**** Records to process ****
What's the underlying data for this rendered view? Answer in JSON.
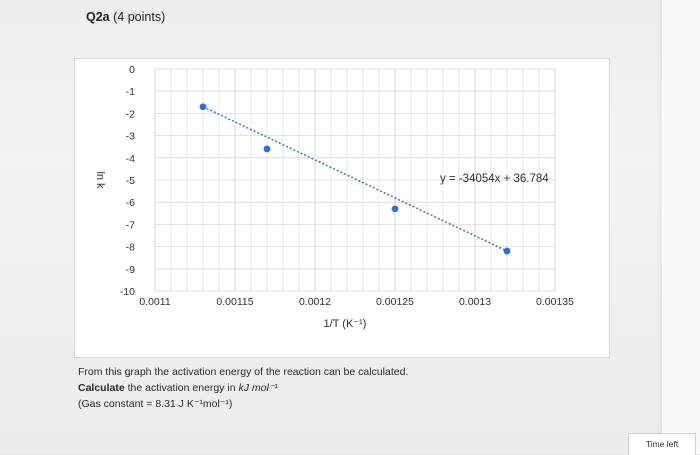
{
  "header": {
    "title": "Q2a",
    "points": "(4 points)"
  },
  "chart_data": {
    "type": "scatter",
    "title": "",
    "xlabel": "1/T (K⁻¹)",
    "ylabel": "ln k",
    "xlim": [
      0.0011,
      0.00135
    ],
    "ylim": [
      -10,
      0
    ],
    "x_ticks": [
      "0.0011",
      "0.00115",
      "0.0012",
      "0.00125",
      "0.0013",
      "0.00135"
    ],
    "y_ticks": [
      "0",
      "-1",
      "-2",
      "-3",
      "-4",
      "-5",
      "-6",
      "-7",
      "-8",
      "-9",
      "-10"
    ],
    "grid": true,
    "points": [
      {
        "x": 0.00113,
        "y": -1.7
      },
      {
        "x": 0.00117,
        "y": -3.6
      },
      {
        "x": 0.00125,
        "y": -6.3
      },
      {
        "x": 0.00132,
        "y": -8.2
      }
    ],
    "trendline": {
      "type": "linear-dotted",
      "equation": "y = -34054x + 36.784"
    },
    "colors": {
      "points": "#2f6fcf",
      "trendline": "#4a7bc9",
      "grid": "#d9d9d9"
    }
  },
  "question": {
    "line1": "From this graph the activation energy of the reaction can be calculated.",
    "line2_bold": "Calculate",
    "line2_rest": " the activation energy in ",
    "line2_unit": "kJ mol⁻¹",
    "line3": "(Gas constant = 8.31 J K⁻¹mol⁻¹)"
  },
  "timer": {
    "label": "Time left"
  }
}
****
List the lines of the material in which the word "energy" occurs.

* **Response to this exercise**:
    "line1": "From this graph the activation energy of the reaction can be calculated.",
    "line2_rest": " the activation energy in ",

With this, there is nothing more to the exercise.